* WHAT IS EXPECTED *
Retype each line exactly. Skip images.
####
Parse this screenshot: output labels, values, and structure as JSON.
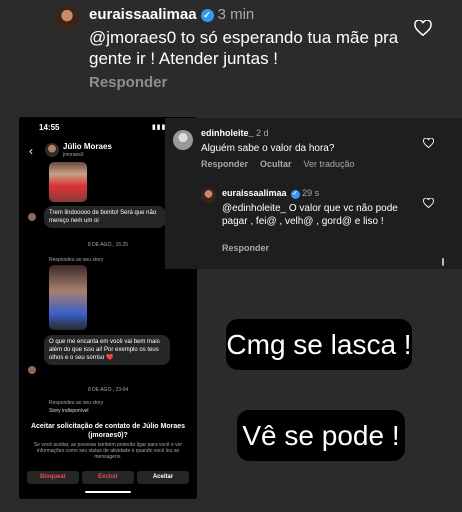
{
  "top_comment": {
    "username": "euraissaalimaa",
    "time": "3 min",
    "text": "@jmoraes0 to só esperando tua mãe pra gente ir ! Atender juntas !",
    "reply": "Responder",
    "verified_icon": "verified-badge-icon",
    "like_icon": "heart-icon"
  },
  "phone": {
    "status_time": "14:55",
    "status_icons": "▮▮▮ ◠ ▭",
    "back_icon": "‹",
    "contact_name": "Júlio Moraes",
    "contact_handle": "jmoraes0",
    "messages": [
      "Trem lindooooo de bonito! Será que não mereço nem um oi",
      "O que me encanta em você vai bem mais além do que isso ai! Por exemplo os teus olhos e o seu sorriso ❤️"
    ],
    "dates": [
      "8 DE AGO., 15:25",
      "8 DE AGO., 23:04"
    ],
    "story_reply_label": "Respondeu ao seu story",
    "story_reply_label_2": "Respondeu ao seu story",
    "story_unavailable": "Story indisponível",
    "accept_title": "Aceitar solicitação de contato de Júlio Moraes (jmoraes0)?",
    "accept_desc": "Se você aceitar, as pessoas também poderão ligar para você e ver informações como seu status de atividade e quando você leu as mensagens.",
    "buttons": {
      "block": "Bloquear",
      "delete": "Excluir",
      "accept": "Aceitar"
    },
    "colors": {
      "block": "#ed4956",
      "delete": "#ed4956",
      "accept": "#ffffff"
    }
  },
  "overlay": {
    "comment1": {
      "username": "edinholeite_",
      "time": "2 d",
      "text": "Alguém sabe o valor da hora?",
      "actions": [
        "Responder",
        "Ocultar",
        "Ver tradução"
      ]
    },
    "comment2": {
      "username": "euraissaalimaa",
      "time": "29 s",
      "text": "@edinholeite_ O valor que vc não pode pagar , fei@ , velh@ , gord@ e liso !",
      "actions": [
        "Responder"
      ]
    }
  },
  "stickers": {
    "sticker1": "Cmg se lasca !",
    "sticker2": "Vê se pode !"
  },
  "colors": {
    "background": "#2b2b2b",
    "verified": "#3897f0",
    "muted": "#8e8e8e"
  }
}
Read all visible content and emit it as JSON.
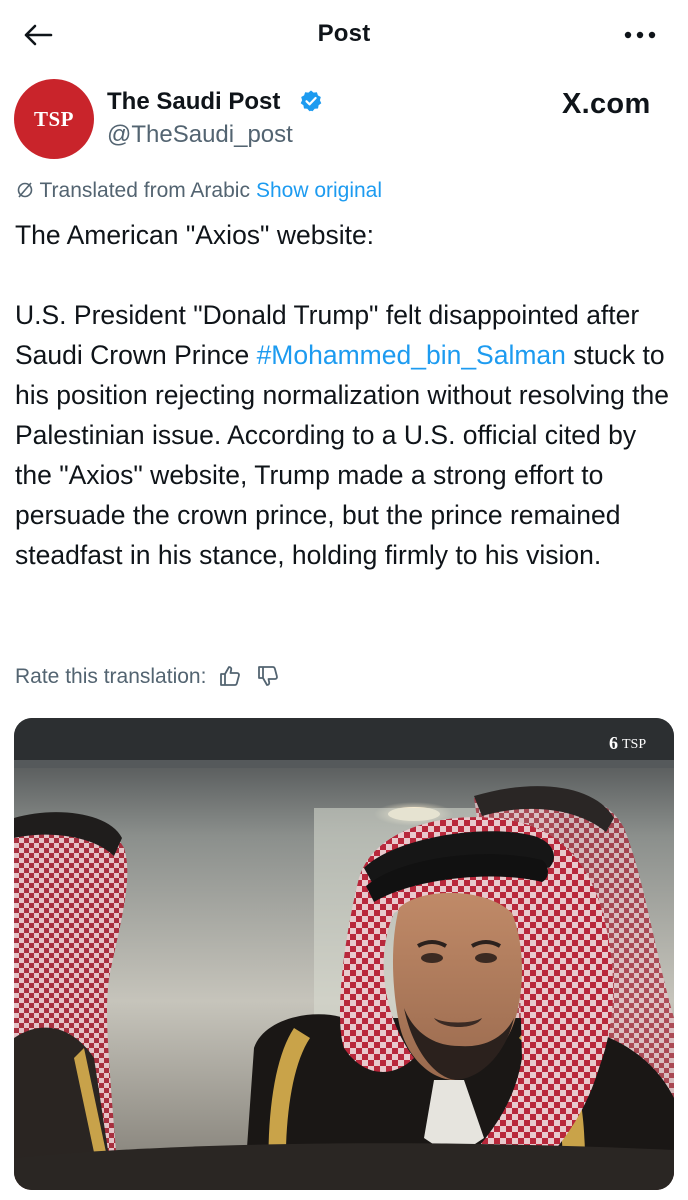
{
  "header": {
    "title": "Post"
  },
  "author": {
    "avatar_text": "TSP",
    "display_name": "The Saudi Post",
    "handle": "@TheSaudi_post",
    "verified": true
  },
  "watermark": "X.com",
  "translation": {
    "label": "Translated from Arabic",
    "show_original": "Show original",
    "rate_label": "Rate this translation:"
  },
  "post": {
    "line1": "The American \"Axios\" website:",
    "para2_before": "U.S. President \"Donald Trump\" felt disappointed after Saudi Crown Prince ",
    "hashtag": "#Mohammed_bin_Salman",
    "para2_after": " stuck to his position rejecting normalization without resolving the Palestinian issue. According to a U.S. official cited by the \"Axios\" website, Trump made a strong effort to persuade the crown prince, but the prince remained steadfast in his stance, holding firmly to his vision."
  },
  "media": {
    "watermark": "TSP"
  },
  "colors": {
    "link": "#1d9bf0",
    "secondary_text": "#536471",
    "avatar_bg": "#c9242b"
  }
}
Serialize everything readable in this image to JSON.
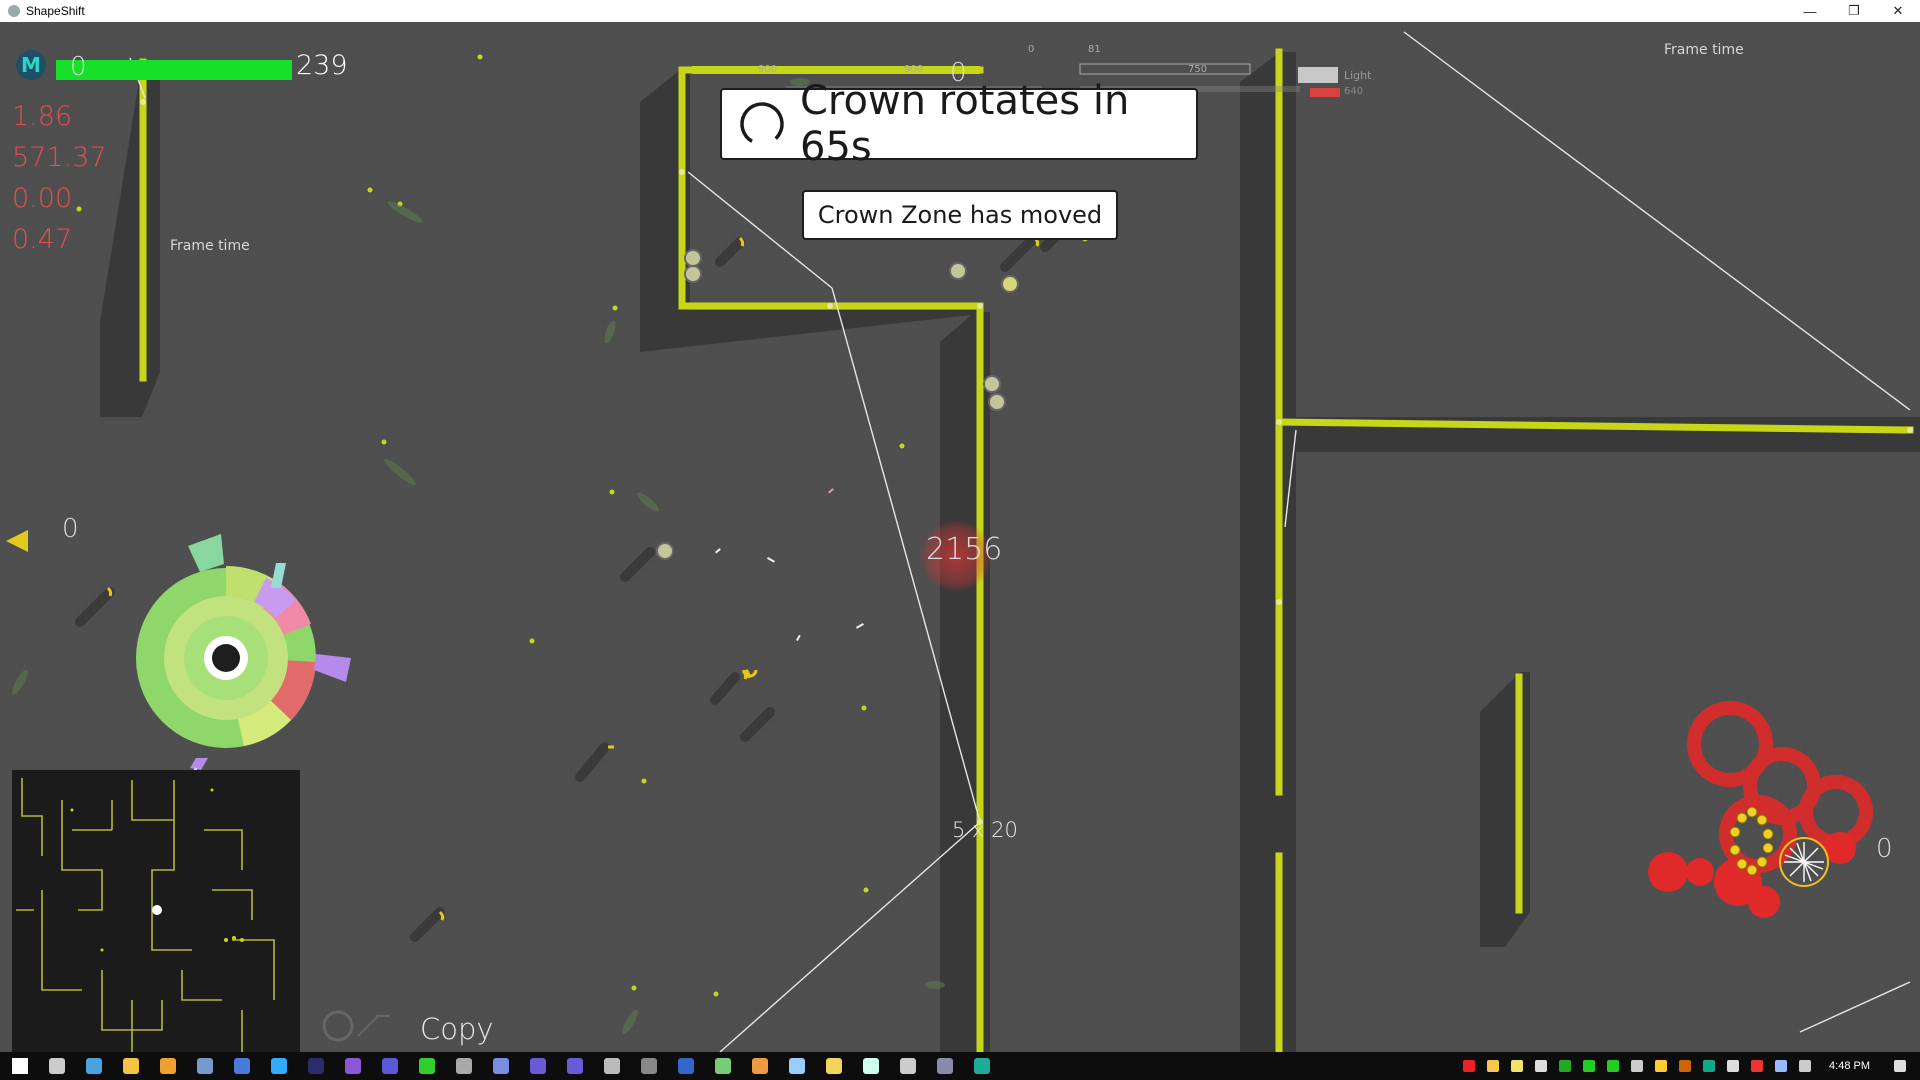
{
  "window": {
    "title": "ShapeShift",
    "controls": {
      "minimize": "—",
      "restore": "❐",
      "close": "✕"
    }
  },
  "hud": {
    "badge": "M",
    "health_value": "239",
    "health_fraction": 1.0,
    "zero_top_left": "0",
    "stats": [
      "1.86",
      "571.37",
      "0.00",
      "0.47"
    ],
    "frame_time_left": "Frame time",
    "frame_time_right": "Frame time",
    "top_counter": "0",
    "tiny_numbers": [
      "900",
      "900",
      "0",
      "81",
      "750"
    ],
    "light_label": "Light",
    "small_value": "640",
    "zero_left": "0",
    "zero_right": "0",
    "center_marker": "2156",
    "size_label": "5 x 20",
    "copy_label": "Copy"
  },
  "banners": {
    "crown": "Crown rotates in 65s",
    "zone": "Crown Zone has moved"
  },
  "colors": {
    "wall": "#c8d61a",
    "floor": "#4e4e4e",
    "health": "#17e02a",
    "stats": "#e34f4f",
    "enemy": "#e02a2a"
  },
  "taskbar": {
    "time": "4:48 PM",
    "icons": [
      "windows-start-icon",
      "task-view-icon",
      "chrome-icon",
      "file-explorer-icon",
      "media-icon",
      "notes-icon",
      "word-icon",
      "browser-icon",
      "steam-icon",
      "visual-studio-icon",
      "vs-code-icon",
      "hammer-icon",
      "terminal-icon",
      "discord-icon",
      "eclipse-icon",
      "eclipse-icon-2",
      "unity-icon",
      "obs-icon",
      "photoshop-icon",
      "vb-icon",
      "git-icon",
      "remote-icon",
      "sticky-notes-icon",
      "calculator-icon",
      "wheel-icon",
      "vs-icon-2",
      "shapeshift-icon"
    ]
  }
}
####
* PROBLEM SOLUTION *
Parse this screenshot: output labels, values, and structure as JSON.
{
  "top_comment": {
    "username": "euraissaalimaa",
    "time": "3 min",
    "text": "@jmoraes0 to só esperando tua mãe pra gente ir ! Atender juntas !",
    "reply": "Responder",
    "verified_icon": "verified-badge-icon",
    "like_icon": "heart-icon"
  },
  "phone": {
    "status_time": "14:55",
    "status_icons": "▮▮▮ ◠ ▭",
    "back_icon": "‹",
    "contact_name": "Júlio Moraes",
    "contact_handle": "jmoraes0",
    "messages": [
      "Trem lindooooo de bonito! Será que não mereço nem um oi",
      "O que me encanta em você vai bem mais além do que isso ai! Por exemplo os teus olhos e o seu sorriso ❤️"
    ],
    "dates": [
      "8 DE AGO., 15:25",
      "8 DE AGO., 23:04"
    ],
    "story_reply_label": "Respondeu ao seu story",
    "story_reply_label_2": "Respondeu ao seu story",
    "story_unavailable": "Story indisponível",
    "accept_title": "Aceitar solicitação de contato de Júlio Moraes (jmoraes0)?",
    "accept_desc": "Se você aceitar, as pessoas também poderão ligar para você e ver informações como seu status de atividade e quando você leu as mensagens.",
    "buttons": {
      "block": "Bloquear",
      "delete": "Excluir",
      "accept": "Aceitar"
    },
    "colors": {
      "block": "#ed4956",
      "delete": "#ed4956",
      "accept": "#ffffff"
    }
  },
  "overlay": {
    "comment1": {
      "username": "edinholeite_",
      "time": "2 d",
      "text": "Alguém sabe o valor da hora?",
      "actions": [
        "Responder",
        "Ocultar",
        "Ver tradução"
      ]
    },
    "comment2": {
      "username": "euraissaalimaa",
      "time": "29 s",
      "text": "@edinholeite_ O valor que vc não pode pagar , fei@ , velh@ , gord@ e liso !",
      "actions": [
        "Responder"
      ]
    }
  },
  "stickers": {
    "sticker1": "Cmg se lasca !",
    "sticker2": "Vê se pode !"
  },
  "colors": {
    "background": "#2b2b2b",
    "verified": "#3897f0",
    "muted": "#8e8e8e"
  }
}
Read all visible content and emit it as JSON.
{
  "header": {
    "title": "Post"
  },
  "author": {
    "avatar_text": "TSP",
    "display_name": "The Saudi Post",
    "handle": "@TheSaudi_post",
    "verified": true
  },
  "watermark": "X.com",
  "translation": {
    "label": "Translated from Arabic",
    "show_original": "Show original",
    "rate_label": "Rate this translation:"
  },
  "post": {
    "line1": "The American \"Axios\" website:",
    "para2_before": "U.S. President \"Donald Trump\" felt disappointed after Saudi Crown Prince ",
    "hashtag": "#Mohammed_bin_Salman",
    "para2_after": " stuck to his position rejecting normalization without resolving the Palestinian issue. According to a U.S. official cited by the \"Axios\" website, Trump made a strong effort to persuade the crown prince, but the prince remained steadfast in his stance, holding firmly to his vision."
  },
  "media": {
    "watermark": "TSP"
  },
  "colors": {
    "link": "#1d9bf0",
    "secondary_text": "#536471",
    "avatar_bg": "#c9242b"
  }
}
Serialize everything readable in this image to JSON.
{
  "window": {
    "title": "ShapeShift",
    "controls": {
      "minimize": "—",
      "restore": "❐",
      "close": "✕"
    }
  },
  "hud": {
    "badge": "M",
    "health_value": "239",
    "health_fraction": 1.0,
    "zero_top_left": "0",
    "stats": [
      "1.86",
      "571.37",
      "0.00",
      "0.47"
    ],
    "frame_time_left": "Frame time",
    "frame_time_right": "Frame time",
    "top_counter": "0",
    "tiny_numbers": [
      "900",
      "900",
      "0",
      "81",
      "750"
    ],
    "light_label": "Light",
    "small_value": "640",
    "zero_left": "0",
    "zero_right": "0",
    "center_marker": "2156",
    "size_label": "5 x 20",
    "copy_label": "Copy"
  },
  "banners": {
    "crown": "Crown rotates in 65s",
    "zone": "Crown Zone has moved"
  },
  "colors": {
    "wall": "#c8d61a",
    "floor": "#4e4e4e",
    "health": "#17e02a",
    "stats": "#e34f4f",
    "enemy": "#e02a2a"
  },
  "taskbar": {
    "time": "4:48 PM",
    "icons": [
      "windows-start-icon",
      "task-view-icon",
      "chrome-icon",
      "file-explorer-icon",
      "media-icon",
      "notes-icon",
      "word-icon",
      "browser-icon",
      "steam-icon",
      "visual-studio-icon",
      "vs-code-icon",
      "hammer-icon",
      "terminal-icon",
      "discord-icon",
      "eclipse-icon",
      "eclipse-icon-2",
      "unity-icon",
      "obs-icon",
      "photoshop-icon",
      "vb-icon",
      "git-icon",
      "remote-icon",
      "sticky-notes-icon",
      "calculator-icon",
      "wheel-icon",
      "vs-icon-2",
      "shapeshift-icon"
    ]
  }
}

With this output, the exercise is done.